Transcribe the data that follows precisely, omitting nothing.

○ ○ ○ ○

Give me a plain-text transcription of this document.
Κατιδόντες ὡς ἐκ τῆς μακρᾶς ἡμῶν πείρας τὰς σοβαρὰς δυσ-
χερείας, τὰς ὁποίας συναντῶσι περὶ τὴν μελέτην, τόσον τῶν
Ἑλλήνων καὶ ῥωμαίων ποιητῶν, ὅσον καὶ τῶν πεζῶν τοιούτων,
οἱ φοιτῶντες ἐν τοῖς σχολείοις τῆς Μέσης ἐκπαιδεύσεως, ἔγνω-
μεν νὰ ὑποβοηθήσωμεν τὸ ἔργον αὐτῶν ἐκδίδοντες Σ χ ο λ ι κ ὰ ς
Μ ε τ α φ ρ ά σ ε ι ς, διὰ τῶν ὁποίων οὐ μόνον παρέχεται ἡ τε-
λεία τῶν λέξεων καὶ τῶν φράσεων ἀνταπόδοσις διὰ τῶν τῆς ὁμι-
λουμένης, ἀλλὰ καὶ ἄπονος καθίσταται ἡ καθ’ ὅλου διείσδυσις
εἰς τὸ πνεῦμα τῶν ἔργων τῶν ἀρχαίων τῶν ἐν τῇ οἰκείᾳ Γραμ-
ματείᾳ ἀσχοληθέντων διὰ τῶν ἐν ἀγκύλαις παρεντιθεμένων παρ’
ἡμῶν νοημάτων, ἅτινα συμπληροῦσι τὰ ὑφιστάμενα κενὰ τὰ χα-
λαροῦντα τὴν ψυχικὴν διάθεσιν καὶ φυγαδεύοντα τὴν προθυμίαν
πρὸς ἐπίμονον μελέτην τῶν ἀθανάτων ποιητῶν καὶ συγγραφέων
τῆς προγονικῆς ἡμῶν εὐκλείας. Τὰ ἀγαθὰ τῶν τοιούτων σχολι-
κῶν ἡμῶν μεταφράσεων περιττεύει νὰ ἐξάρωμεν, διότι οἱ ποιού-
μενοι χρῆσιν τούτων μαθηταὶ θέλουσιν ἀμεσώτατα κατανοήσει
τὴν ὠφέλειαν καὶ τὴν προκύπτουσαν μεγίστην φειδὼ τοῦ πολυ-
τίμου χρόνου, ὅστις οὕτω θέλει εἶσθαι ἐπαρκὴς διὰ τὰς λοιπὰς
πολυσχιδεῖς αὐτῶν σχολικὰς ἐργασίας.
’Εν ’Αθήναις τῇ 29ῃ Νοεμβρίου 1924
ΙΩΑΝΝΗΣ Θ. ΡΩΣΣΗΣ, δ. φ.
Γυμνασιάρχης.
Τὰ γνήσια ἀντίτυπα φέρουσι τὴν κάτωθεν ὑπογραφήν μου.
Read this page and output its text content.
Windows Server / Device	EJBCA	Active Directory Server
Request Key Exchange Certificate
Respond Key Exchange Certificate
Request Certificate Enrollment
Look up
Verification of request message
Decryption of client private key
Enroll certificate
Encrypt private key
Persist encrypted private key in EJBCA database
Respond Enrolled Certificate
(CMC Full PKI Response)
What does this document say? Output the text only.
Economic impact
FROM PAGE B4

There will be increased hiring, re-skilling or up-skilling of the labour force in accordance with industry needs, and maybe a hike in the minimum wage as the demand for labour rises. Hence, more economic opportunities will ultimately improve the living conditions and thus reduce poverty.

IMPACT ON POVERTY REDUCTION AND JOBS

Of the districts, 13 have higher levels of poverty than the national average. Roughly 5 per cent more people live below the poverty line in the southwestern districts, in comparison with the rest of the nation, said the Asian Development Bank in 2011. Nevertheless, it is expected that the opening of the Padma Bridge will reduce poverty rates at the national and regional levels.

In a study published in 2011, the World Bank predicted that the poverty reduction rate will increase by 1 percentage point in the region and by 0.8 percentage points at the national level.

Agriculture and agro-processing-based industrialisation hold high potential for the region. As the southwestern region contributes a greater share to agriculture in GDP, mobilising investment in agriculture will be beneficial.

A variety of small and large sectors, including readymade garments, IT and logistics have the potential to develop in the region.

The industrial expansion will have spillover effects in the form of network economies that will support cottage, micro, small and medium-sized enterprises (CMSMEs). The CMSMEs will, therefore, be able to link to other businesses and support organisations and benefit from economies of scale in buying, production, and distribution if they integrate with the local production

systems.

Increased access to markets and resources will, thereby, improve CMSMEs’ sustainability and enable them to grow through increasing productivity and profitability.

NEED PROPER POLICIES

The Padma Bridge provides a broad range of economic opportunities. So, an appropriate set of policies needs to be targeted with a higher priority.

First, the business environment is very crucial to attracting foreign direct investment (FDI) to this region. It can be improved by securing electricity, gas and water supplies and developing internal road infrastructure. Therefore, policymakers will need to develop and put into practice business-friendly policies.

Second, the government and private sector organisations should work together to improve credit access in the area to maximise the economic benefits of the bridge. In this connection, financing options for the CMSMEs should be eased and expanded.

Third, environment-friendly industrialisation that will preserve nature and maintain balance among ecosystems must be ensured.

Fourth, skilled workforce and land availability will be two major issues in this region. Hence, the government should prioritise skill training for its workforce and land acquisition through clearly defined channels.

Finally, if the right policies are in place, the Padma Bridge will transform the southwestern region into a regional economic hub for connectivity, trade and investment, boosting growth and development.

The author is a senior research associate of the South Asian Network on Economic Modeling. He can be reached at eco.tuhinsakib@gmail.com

○ ○ ○ ○

**Solution to the exercise**
Give me a plain-text transcription of this document.
Κατιδόντες ὡς ἐκ τῆς μακρᾶς ἡμῶν πείρας τὰς σοβαρὰς δυσ-
χερείας, τὰς ὁποίας συναντῶσι περὶ τὴν μελέτην, τόσον τῶν
Ἑλλήνων καὶ ῥωμαίων ποιητῶν, ὅσον καὶ τῶν πεζῶν τοιούτων,
οἱ φοιτῶντες ἐν τοῖς σχολείοις τῆς Μέσης ἐκπαιδεύσεως, ἔγνω-
μεν νὰ ὑποβοηθήσωμεν τὸ ἔργον αὐτῶν ἐκδίδοντες Σ χ ο λ ι κ ὰ ς
Μ ε τ α φ ρ ά σ ε ι ς, διὰ τῶν ὁποίων οὐ μόνον παρέχεται ἡ τε-
λεία τῶν λέξεων καὶ τῶν φράσεων ἀνταπόδοσις διὰ τῶν τῆς ὁμι-
λουμένης, ἀλλὰ καὶ ἄπονος καθίσταται ἡ καθ’ ὅλου διείσδυσις
εἰς τὸ πνεῦμα τῶν ἔργων τῶν ἀρχαίων τῶν ἐν τῇ οἰκείᾳ Γραμ-
ματείᾳ ἀσχοληθέντων διὰ τῶν ἐν ἀγκύλαις παρεντιθεμένων παρ’
ἡμῶν νοημάτων, ἅτινα συμπληροῦσι τὰ ὑφιστάμενα κενὰ τὰ χα-
λαροῦντα τὴν ψυχικὴν διάθεσιν καὶ φυγαδεύοντα τὴν προθυμίαν
πρὸς ἐπίμονον μελέτην τῶν ἀθανάτων ποιητῶν καὶ συγγραφέων
τῆς προγονικῆς ἡμῶν εὐκλείας. Τὰ ἀγαθὰ τῶν τοιούτων σχολι-
κῶν ἡμῶν μεταφράσεων περιττεύει νὰ ἐξάρωμεν, διότι οἱ ποιού-
μενοι χρῆσιν τούτων μαθηταὶ θέλουσιν ἀμεσώτατα κατανοήσει
τὴν ὠφέλειαν καὶ τὴν προκύπτουσαν μεγίστην φειδὼ τοῦ πολυ-
τίμου χρόνου, ὅστις οὕτω θέλει εἶσθαι ἐπαρκὴς διὰ τὰς λοιπὰς
πολυσχιδεῖς αὐτῶν σχολικὰς ἐργασίας.
’Εν ’Αθήναις τῇ 29ῃ Νοεμβρίου 1924
ΙΩΑΝΝΗΣ Θ. ΡΩΣΣΗΣ, δ. φ.
Γυμνασιάρχης.
Τὰ γνήσια ἀντίτυπα φέρουσι τὴν κάτωθεν ὑπογραφήν μου.
Read this page and output its text content.
Windows Server / Device	EJBCA	Active Directory Server
Request Key Exchange Certificate
Respond Key Exchange Certificate
Request Certificate Enrollment
Look up
Verification of request message
Decryption of client private key
Enroll certificate
Encrypt private key
Persist encrypted private key in EJBCA database
Respond Enrolled Certificate
(CMC Full PKI Response)
What does this document say? Output the text only.
Economic impact
FROM PAGE B4

There will be increased hiring, re-skilling or up-skilling of the labour force in accordance with industry needs, and maybe a hike in the minimum wage as the demand for labour rises. Hence, more economic opportunities will ultimately improve the living conditions and thus reduce poverty.

IMPACT ON POVERTY REDUCTION AND JOBS

Of the districts, 13 have higher levels of poverty than the national average. Roughly 5 per cent more people live below the poverty line in the southwestern districts, in comparison with the rest of the nation, said the Asian Development Bank in 2011. Nevertheless, it is expected that the opening of the Padma Bridge will reduce poverty rates at the national and regional levels.

In a study published in 2011, the World Bank predicted that the poverty reduction rate will increase by 1 percentage point in the region and by 0.8 percentage points at the national level.

Agriculture and agro-processing-based industrialisation hold high potential for the region. As the southwestern region contributes a greater share to agriculture in GDP, mobilising investment in agriculture will be beneficial.

A variety of small and large sectors, including readymade garments, IT and logistics have the potential to develop in the region.

The industrial expansion will have spillover effects in the form of network economies that will support cottage, micro, small and medium-sized enterprises (CMSMEs). The CMSMEs will, therefore, be able to link to other businesses and support organisations and benefit from economies of scale in buying, production, and distribution if they integrate with the local production

systems.

Increased access to markets and resources will, thereby, improve CMSMEs’ sustainability and enable them to grow through increasing productivity and profitability.

NEED PROPER POLICIES

The Padma Bridge provides a broad range of economic opportunities. So, an appropriate set of policies needs to be targeted with a higher priority.

First, the business environment is very crucial to attracting foreign direct investment (FDI) to this region. It can be improved by securing electricity, gas and water supplies and developing internal road infrastructure. Therefore, policymakers will need to develop and put into practice business-friendly policies.

Second, the government and private sector organisations should work together to improve credit access in the area to maximise the economic benefits of the bridge. In this connection, financing options for the CMSMEs should be eased and expanded.

Third, environment-friendly industrialisation that will preserve nature and maintain balance among ecosystems must be ensured.

Fourth, skilled workforce and land availability will be two major issues in this region. Hence, the government should prioritise skill training for its workforce and land acquisition through clearly defined channels.

Finally, if the right policies are in place, the Padma Bridge will transform the southwestern region into a regional economic hub for connectivity, trade and investment, boosting growth and development.

The author is a senior research associate of the South Asian Network on Economic Modeling. He can be reached at eco.tuhinsakib@gmail.com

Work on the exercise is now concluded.